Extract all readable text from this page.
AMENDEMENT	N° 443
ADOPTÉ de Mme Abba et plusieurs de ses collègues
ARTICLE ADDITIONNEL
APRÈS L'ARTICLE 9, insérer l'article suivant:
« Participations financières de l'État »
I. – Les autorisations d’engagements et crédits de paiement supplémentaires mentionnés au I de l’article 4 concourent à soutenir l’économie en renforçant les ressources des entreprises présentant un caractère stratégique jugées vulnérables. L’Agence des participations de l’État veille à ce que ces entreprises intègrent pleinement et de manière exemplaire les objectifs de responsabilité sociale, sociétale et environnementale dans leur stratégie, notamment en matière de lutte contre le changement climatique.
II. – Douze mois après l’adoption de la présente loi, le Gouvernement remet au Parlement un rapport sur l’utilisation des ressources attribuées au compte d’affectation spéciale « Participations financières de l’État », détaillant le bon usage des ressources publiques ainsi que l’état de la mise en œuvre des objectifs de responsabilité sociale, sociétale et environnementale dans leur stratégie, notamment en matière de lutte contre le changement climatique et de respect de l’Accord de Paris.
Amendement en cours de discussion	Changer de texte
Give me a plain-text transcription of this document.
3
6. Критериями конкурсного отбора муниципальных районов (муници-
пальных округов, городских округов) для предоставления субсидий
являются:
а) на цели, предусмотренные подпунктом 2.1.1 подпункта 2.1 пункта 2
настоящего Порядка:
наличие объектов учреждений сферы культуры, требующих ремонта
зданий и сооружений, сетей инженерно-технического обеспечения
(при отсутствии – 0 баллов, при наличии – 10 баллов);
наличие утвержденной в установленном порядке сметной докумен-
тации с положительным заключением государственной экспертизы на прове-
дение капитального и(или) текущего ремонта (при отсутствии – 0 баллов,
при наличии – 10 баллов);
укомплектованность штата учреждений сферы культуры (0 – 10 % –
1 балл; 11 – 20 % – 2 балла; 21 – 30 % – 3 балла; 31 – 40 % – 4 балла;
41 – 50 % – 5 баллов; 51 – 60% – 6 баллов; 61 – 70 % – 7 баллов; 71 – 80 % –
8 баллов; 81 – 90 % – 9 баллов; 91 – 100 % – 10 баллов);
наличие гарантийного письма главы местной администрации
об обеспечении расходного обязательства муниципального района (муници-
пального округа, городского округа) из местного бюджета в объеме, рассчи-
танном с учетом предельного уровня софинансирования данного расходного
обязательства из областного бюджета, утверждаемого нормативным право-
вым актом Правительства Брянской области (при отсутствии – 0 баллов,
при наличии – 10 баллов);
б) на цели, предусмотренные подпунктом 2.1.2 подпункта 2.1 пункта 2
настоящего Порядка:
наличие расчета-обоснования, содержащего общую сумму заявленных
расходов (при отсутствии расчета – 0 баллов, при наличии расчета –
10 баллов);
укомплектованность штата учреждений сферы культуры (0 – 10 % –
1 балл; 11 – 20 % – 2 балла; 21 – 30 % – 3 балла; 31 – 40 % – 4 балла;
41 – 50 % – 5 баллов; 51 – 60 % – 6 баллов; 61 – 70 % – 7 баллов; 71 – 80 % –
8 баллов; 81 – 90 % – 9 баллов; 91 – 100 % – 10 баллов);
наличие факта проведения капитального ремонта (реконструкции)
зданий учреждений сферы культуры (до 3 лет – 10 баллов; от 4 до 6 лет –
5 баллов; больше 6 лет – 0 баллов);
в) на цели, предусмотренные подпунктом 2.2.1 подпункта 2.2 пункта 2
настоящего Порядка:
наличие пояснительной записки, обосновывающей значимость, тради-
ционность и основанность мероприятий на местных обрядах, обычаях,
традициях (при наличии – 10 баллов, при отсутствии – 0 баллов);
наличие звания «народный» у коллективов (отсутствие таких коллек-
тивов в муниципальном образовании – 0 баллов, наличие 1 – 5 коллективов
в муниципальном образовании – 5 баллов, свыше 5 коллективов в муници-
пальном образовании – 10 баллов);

*GIVEN PROBLEM*
Without leaving anything out, give the entries again exactly.

*WORKED SOLUTION*
Extract all readable text from this page.
AMENDEMENT	N° 443
ADOPTÉ de Mme Abba et plusieurs de ses collègues
ARTICLE ADDITIONNEL
APRÈS L'ARTICLE 9, insérer l'article suivant:
« Participations financières de l'État »
I. – Les autorisations d’engagements et crédits de paiement supplémentaires mentionnés au I de l’article 4 concourent à soutenir l’économie en renforçant les ressources des entreprises présentant un caractère stratégique jugées vulnérables. L’Agence des participations de l’État veille à ce que ces entreprises intègrent pleinement et de manière exemplaire les objectifs de responsabilité sociale, sociétale et environnementale dans leur stratégie, notamment en matière de lutte contre le changement climatique.
II. – Douze mois après l’adoption de la présente loi, le Gouvernement remet au Parlement un rapport sur l’utilisation des ressources attribuées au compte d’affectation spéciale « Participations financières de l’État », détaillant le bon usage des ressources publiques ainsi que l’état de la mise en œuvre des objectifs de responsabilité sociale, sociétale et environnementale dans leur stratégie, notamment en matière de lutte contre le changement climatique et de respect de l’Accord de Paris.
Amendement en cours de discussion	Changer de texte
Give me a plain-text transcription of this document.
3
6. Критериями конкурсного отбора муниципальных районов (муници-
пальных округов, городских округов) для предоставления субсидий
являются:
а) на цели, предусмотренные подпунктом 2.1.1 подпункта 2.1 пункта 2
настоящего Порядка:
наличие объектов учреждений сферы культуры, требующих ремонта
зданий и сооружений, сетей инженерно-технического обеспечения
(при отсутствии – 0 баллов, при наличии – 10 баллов);
наличие утвержденной в установленном порядке сметной докумен-
тации с положительным заключением государственной экспертизы на прове-
дение капитального и(или) текущего ремонта (при отсутствии – 0 баллов,
при наличии – 10 баллов);
укомплектованность штата учреждений сферы культуры (0 – 10 % –
1 балл; 11 – 20 % – 2 балла; 21 – 30 % – 3 балла; 31 – 40 % – 4 балла;
41 – 50 % – 5 баллов; 51 – 60% – 6 баллов; 61 – 70 % – 7 баллов; 71 – 80 % –
8 баллов; 81 – 90 % – 9 баллов; 91 – 100 % – 10 баллов);
наличие гарантийного письма главы местной администрации
об обеспечении расходного обязательства муниципального района (муници-
пального округа, городского округа) из местного бюджета в объеме, рассчи-
танном с учетом предельного уровня софинансирования данного расходного
обязательства из областного бюджета, утверждаемого нормативным право-
вым актом Правительства Брянской области (при отсутствии – 0 баллов,
при наличии – 10 баллов);
б) на цели, предусмотренные подпунктом 2.1.2 подпункта 2.1 пункта 2
настоящего Порядка:
наличие расчета-обоснования, содержащего общую сумму заявленных
расходов (при отсутствии расчета – 0 баллов, при наличии расчета –
10 баллов);
укомплектованность штата учреждений сферы культуры (0 – 10 % –
1 балл; 11 – 20 % – 2 балла; 21 – 30 % – 3 балла; 31 – 40 % – 4 балла;
41 – 50 % – 5 баллов; 51 – 60 % – 6 баллов; 61 – 70 % – 7 баллов; 71 – 80 % –
8 баллов; 81 – 90 % – 9 баллов; 91 – 100 % – 10 баллов);
наличие факта проведения капитального ремонта (реконструкции)
зданий учреждений сферы культуры (до 3 лет – 10 баллов; от 4 до 6 лет –
5 баллов; больше 6 лет – 0 баллов);
в) на цели, предусмотренные подпунктом 2.2.1 подпункта 2.2 пункта 2
настоящего Порядка:
наличие пояснительной записки, обосновывающей значимость, тради-
ционность и основанность мероприятий на местных обрядах, обычаях,
традициях (при наличии – 10 баллов, при отсутствии – 0 баллов);
наличие звания «народный» у коллективов (отсутствие таких коллек-
тивов в муниципальном образовании – 0 баллов, наличие 1 – 5 коллективов
в муниципальном образовании – 5 баллов, свыше 5 коллективов в муници-
пальном образовании – 10 баллов);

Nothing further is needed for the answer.